What needs to be done ::
Look through the entries and report how many lines include the word "subtitle". Give the number alone.

Stored rows ::
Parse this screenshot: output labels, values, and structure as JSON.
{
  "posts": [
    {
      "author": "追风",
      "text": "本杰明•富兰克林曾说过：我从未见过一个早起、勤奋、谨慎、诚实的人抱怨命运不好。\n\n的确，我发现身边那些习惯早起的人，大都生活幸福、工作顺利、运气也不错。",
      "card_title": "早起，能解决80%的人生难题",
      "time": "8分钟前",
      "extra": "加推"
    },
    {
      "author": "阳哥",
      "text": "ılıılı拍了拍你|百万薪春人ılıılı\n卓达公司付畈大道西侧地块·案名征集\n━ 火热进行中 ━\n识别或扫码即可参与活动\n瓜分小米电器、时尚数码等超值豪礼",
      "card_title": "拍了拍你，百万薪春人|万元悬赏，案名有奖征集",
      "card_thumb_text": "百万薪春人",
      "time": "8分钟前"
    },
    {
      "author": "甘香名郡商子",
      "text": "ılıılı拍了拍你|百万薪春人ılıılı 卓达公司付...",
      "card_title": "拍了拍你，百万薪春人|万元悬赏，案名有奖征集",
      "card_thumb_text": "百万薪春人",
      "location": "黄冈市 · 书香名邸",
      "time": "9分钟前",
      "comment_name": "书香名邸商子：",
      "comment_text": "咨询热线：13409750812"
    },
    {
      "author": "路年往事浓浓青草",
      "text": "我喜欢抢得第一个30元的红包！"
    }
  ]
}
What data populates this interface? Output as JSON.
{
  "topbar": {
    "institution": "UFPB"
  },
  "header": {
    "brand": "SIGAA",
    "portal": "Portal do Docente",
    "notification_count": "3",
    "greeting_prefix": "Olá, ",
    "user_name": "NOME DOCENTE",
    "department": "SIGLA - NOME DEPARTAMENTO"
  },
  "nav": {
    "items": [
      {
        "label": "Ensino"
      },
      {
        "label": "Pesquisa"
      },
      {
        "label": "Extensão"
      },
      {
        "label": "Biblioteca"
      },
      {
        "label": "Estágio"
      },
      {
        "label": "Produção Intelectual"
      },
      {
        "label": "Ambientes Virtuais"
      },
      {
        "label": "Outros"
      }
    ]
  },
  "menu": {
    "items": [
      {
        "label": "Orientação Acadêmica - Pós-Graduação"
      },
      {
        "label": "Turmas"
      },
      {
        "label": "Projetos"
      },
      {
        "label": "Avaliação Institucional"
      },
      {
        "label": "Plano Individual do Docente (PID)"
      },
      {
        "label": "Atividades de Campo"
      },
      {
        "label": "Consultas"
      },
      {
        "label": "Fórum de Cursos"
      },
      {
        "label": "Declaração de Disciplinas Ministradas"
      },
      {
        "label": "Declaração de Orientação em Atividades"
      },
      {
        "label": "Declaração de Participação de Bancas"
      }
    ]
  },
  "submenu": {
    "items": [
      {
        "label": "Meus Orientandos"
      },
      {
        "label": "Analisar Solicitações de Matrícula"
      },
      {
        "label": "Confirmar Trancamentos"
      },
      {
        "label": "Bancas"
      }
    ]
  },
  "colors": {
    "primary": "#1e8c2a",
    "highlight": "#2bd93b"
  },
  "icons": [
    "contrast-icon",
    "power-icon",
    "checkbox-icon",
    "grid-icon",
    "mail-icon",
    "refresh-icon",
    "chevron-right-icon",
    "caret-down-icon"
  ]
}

...

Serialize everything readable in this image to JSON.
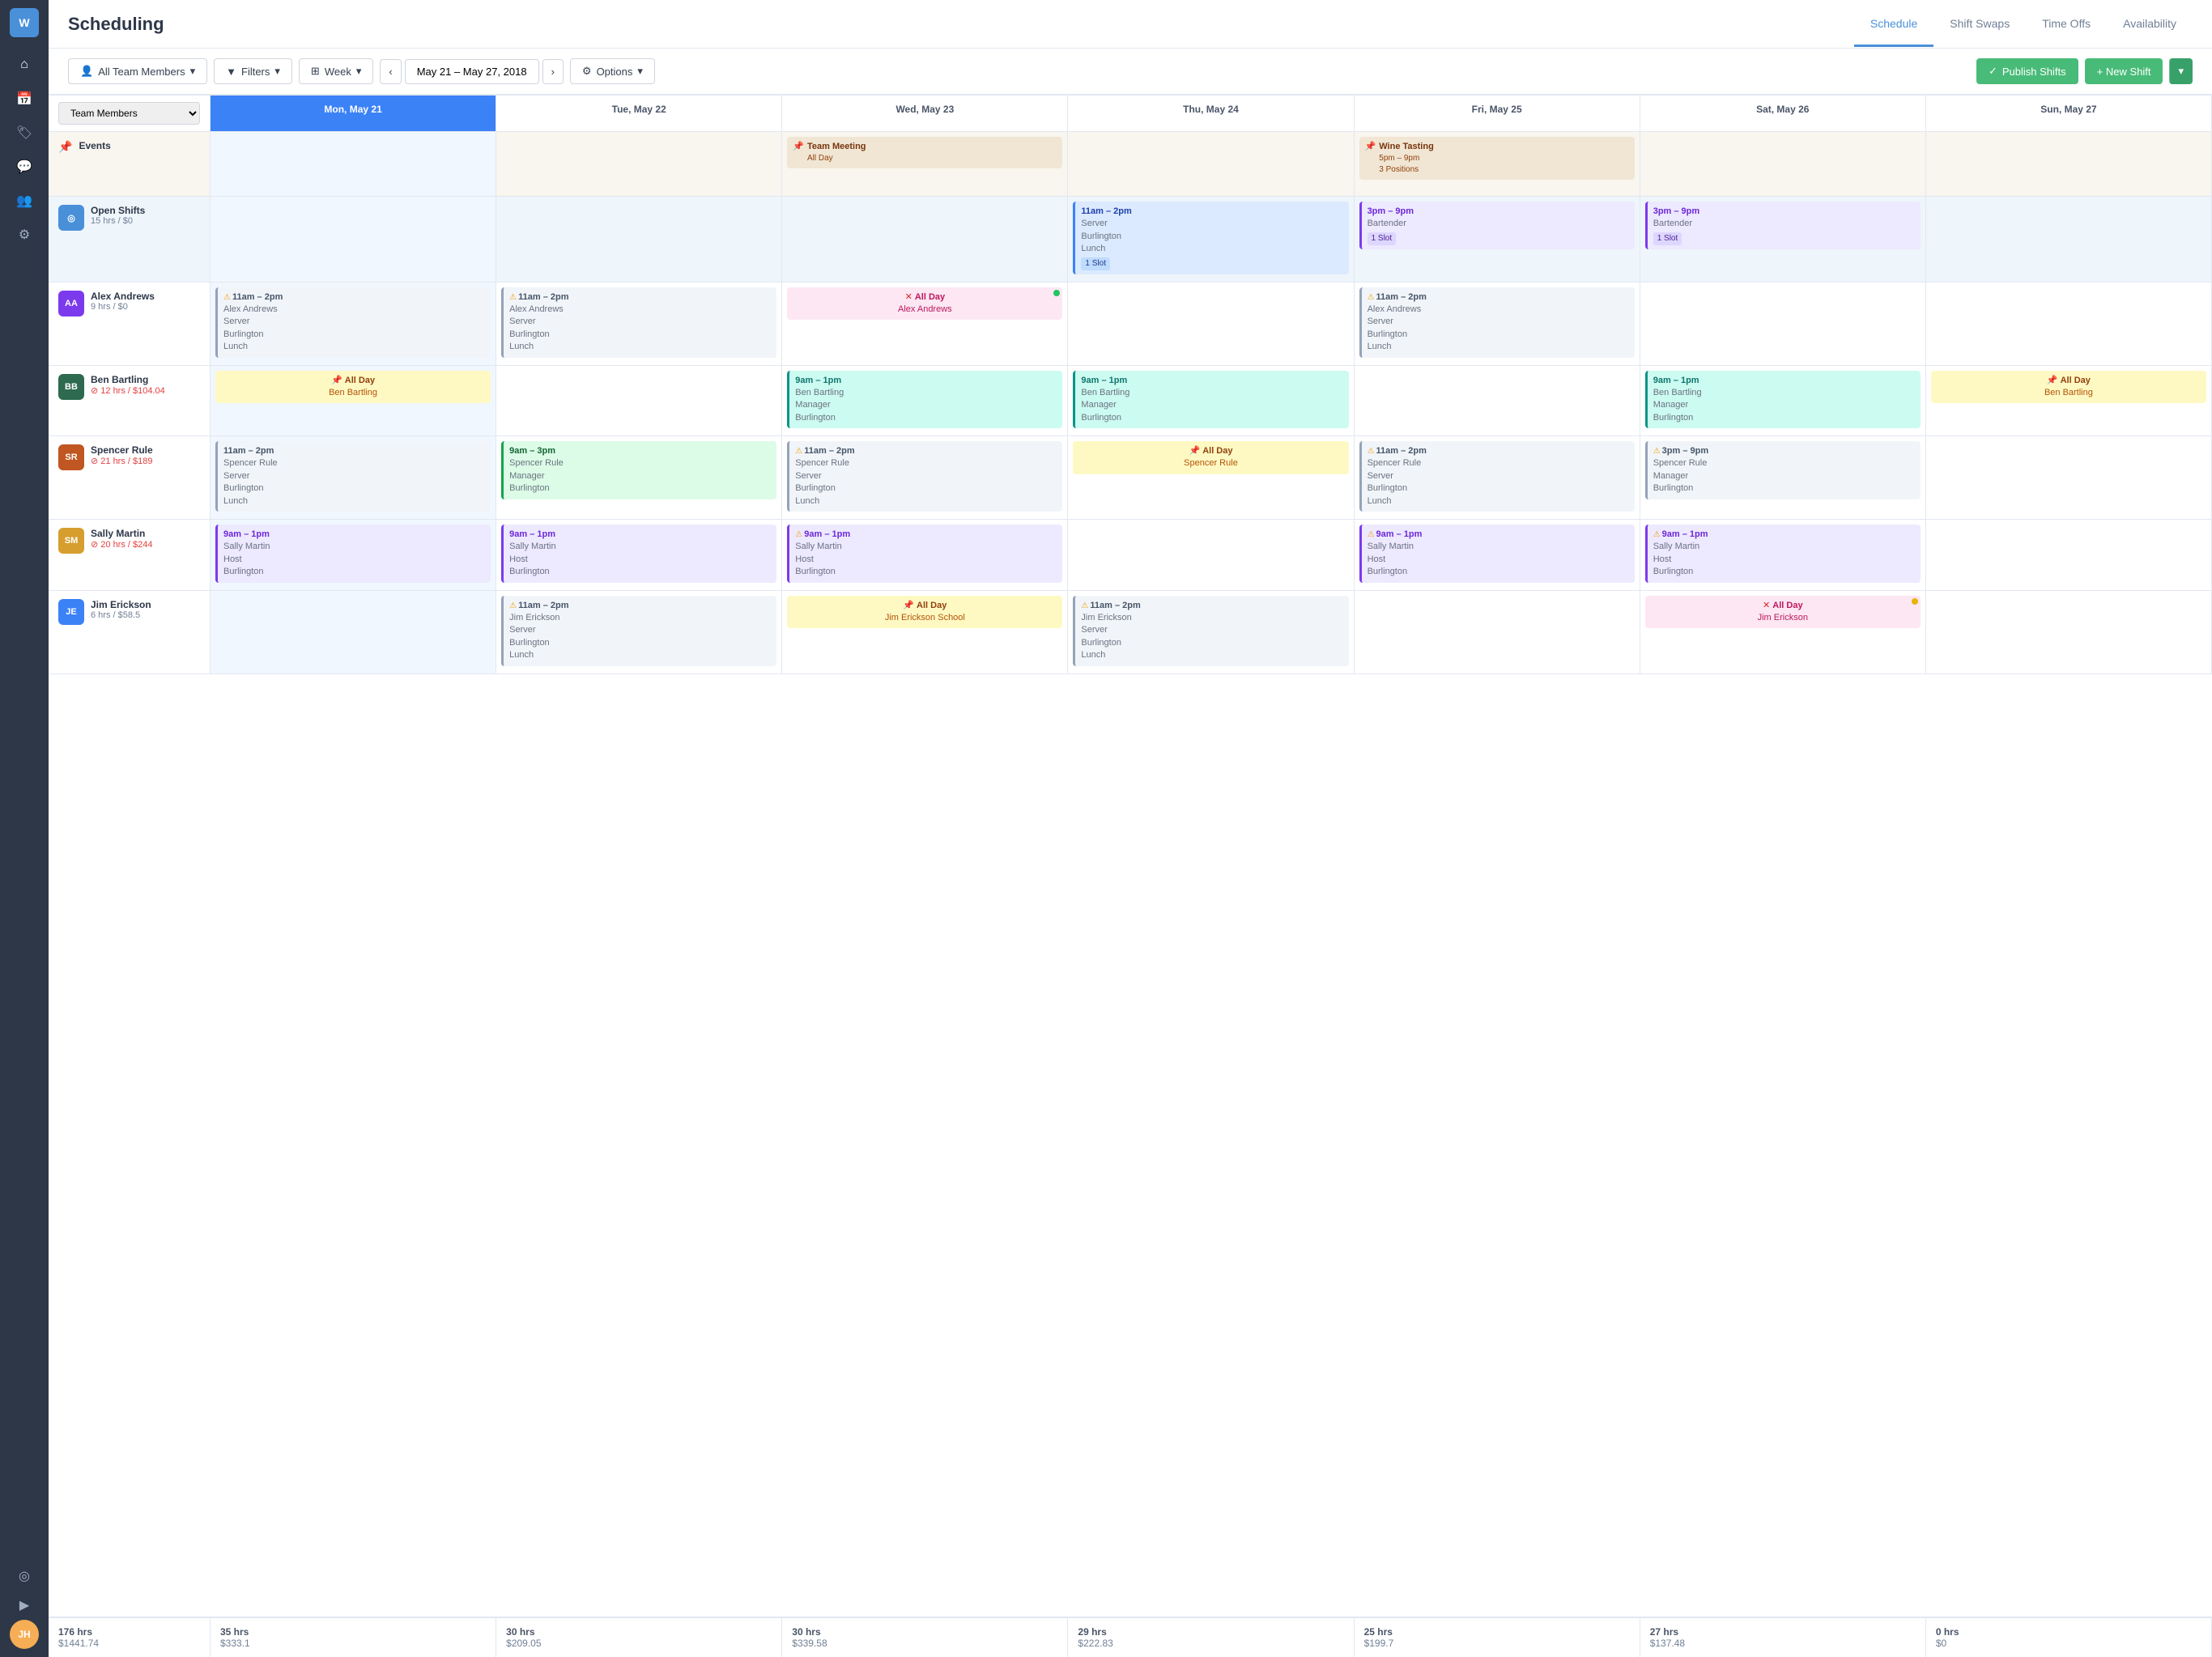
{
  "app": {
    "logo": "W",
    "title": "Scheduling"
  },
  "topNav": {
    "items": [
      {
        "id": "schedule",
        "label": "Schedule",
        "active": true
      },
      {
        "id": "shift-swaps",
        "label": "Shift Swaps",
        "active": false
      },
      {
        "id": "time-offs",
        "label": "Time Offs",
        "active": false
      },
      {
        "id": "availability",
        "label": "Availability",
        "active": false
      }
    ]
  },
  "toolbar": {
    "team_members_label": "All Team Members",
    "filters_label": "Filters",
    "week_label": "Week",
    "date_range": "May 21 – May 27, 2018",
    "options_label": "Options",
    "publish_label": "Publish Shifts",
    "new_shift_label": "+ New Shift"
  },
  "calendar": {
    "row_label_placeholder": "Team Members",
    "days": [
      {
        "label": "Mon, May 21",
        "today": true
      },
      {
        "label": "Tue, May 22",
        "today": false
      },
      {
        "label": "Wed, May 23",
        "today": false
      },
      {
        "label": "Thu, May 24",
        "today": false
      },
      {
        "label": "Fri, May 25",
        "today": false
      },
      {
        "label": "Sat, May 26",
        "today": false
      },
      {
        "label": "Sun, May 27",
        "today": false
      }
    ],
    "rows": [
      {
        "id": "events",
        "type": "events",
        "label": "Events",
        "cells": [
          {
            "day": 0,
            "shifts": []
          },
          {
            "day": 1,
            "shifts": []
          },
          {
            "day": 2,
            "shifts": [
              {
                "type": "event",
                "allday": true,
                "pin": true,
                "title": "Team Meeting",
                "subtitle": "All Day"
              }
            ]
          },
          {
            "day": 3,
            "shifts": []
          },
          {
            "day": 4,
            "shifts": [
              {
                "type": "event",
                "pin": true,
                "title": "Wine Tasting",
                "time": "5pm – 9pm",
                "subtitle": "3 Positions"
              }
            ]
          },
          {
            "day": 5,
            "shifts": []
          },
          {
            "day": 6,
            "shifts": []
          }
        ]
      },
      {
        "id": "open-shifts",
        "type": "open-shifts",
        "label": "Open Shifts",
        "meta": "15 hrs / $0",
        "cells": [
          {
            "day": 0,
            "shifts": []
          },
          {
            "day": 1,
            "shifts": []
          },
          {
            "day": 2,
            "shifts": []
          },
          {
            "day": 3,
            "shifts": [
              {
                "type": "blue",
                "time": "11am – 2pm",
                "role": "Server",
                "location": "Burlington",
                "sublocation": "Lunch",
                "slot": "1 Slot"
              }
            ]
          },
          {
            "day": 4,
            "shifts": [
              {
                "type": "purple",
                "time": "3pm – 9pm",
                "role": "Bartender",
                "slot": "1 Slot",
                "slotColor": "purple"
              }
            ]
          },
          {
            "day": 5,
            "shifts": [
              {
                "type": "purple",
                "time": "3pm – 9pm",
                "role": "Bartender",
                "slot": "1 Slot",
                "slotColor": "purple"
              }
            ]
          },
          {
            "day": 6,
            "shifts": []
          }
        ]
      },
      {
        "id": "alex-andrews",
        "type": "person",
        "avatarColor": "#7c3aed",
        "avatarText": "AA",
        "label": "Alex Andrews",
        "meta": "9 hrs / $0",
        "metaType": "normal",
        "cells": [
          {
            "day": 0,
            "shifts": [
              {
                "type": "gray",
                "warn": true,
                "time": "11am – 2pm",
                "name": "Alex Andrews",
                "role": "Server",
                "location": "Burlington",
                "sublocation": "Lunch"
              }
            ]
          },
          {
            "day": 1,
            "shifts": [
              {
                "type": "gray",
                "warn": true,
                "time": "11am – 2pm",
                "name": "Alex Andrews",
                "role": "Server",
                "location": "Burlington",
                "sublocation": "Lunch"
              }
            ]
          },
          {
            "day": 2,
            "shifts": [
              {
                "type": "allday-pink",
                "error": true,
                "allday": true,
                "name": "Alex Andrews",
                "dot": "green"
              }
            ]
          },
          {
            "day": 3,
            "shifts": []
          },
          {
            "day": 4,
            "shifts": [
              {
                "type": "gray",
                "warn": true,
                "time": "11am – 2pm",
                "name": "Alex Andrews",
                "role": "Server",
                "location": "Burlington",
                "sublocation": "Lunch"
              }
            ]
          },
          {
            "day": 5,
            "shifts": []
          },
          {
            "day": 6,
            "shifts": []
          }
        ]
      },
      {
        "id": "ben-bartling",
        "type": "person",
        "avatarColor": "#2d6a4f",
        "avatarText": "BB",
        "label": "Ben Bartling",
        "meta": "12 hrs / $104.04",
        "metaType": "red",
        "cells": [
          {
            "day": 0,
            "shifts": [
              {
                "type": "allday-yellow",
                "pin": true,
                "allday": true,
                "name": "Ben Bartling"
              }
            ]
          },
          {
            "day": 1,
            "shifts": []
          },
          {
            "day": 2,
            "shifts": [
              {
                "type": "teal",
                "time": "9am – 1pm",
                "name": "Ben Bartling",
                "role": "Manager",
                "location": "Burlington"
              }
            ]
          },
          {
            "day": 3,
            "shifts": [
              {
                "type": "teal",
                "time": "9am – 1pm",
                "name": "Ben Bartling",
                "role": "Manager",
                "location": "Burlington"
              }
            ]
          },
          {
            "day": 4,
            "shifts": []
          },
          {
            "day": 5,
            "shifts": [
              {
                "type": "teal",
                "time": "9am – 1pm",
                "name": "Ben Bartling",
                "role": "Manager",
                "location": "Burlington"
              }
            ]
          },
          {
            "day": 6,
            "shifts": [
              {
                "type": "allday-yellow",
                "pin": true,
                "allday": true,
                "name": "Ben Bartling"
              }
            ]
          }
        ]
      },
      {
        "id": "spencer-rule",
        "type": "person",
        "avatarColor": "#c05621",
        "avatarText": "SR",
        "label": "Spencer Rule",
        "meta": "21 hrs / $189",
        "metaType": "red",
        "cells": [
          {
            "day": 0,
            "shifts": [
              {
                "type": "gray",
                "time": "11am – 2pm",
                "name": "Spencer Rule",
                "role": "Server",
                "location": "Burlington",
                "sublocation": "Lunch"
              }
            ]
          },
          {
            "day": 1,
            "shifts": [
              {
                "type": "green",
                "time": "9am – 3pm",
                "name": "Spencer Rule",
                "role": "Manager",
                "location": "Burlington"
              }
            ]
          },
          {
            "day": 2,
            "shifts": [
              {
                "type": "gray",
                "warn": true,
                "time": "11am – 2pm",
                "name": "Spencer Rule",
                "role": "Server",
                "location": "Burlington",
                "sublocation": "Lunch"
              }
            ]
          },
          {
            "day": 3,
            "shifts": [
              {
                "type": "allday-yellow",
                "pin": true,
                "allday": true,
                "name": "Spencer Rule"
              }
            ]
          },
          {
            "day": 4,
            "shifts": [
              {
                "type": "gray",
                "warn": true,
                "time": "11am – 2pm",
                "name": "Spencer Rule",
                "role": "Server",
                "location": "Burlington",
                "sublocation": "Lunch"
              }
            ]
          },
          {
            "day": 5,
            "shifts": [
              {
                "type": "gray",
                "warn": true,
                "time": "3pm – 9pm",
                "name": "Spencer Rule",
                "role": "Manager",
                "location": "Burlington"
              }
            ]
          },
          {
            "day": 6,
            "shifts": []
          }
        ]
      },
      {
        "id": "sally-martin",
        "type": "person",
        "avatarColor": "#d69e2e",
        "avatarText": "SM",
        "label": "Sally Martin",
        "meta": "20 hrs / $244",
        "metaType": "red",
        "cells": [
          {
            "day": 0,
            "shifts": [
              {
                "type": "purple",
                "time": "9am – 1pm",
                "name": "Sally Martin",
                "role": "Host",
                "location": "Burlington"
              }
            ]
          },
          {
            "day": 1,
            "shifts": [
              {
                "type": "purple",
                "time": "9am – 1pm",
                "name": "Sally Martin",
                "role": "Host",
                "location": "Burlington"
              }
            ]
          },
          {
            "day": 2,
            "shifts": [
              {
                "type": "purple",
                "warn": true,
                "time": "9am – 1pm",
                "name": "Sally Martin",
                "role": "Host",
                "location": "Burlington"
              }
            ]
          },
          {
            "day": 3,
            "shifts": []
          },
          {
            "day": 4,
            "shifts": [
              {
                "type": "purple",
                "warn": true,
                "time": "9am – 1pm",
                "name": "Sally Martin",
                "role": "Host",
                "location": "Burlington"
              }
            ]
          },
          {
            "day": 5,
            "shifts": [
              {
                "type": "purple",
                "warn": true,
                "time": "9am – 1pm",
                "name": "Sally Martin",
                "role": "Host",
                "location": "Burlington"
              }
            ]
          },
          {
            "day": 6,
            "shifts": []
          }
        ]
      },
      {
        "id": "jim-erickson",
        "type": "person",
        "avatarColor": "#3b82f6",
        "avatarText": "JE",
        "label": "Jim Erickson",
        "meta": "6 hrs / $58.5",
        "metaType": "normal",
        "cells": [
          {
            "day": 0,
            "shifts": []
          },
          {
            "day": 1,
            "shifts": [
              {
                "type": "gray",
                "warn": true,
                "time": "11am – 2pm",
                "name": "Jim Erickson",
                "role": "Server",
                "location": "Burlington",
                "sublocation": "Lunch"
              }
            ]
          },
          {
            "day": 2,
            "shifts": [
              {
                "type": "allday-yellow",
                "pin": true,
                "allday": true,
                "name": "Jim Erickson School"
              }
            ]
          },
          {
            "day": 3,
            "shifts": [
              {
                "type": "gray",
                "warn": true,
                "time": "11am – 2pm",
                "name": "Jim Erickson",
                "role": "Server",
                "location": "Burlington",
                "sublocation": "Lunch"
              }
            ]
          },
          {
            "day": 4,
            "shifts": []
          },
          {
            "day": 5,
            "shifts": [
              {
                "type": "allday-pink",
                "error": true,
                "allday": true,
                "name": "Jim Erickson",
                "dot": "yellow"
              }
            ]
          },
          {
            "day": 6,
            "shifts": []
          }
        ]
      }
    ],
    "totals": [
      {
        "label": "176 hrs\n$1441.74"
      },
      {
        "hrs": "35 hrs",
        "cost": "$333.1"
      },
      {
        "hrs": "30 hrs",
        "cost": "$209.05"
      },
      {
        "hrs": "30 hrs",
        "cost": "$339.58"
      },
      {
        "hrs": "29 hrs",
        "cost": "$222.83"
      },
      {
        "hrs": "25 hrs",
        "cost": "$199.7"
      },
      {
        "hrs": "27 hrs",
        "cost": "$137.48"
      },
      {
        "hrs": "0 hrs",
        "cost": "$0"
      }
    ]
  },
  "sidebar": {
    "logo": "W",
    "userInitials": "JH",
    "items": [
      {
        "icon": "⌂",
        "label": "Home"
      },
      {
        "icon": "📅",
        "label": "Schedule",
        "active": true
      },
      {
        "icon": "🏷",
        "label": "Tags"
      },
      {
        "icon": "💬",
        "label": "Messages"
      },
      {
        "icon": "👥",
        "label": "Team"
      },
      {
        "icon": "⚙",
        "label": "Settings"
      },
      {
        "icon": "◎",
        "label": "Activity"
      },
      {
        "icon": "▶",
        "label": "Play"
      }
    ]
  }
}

Correct response ::
2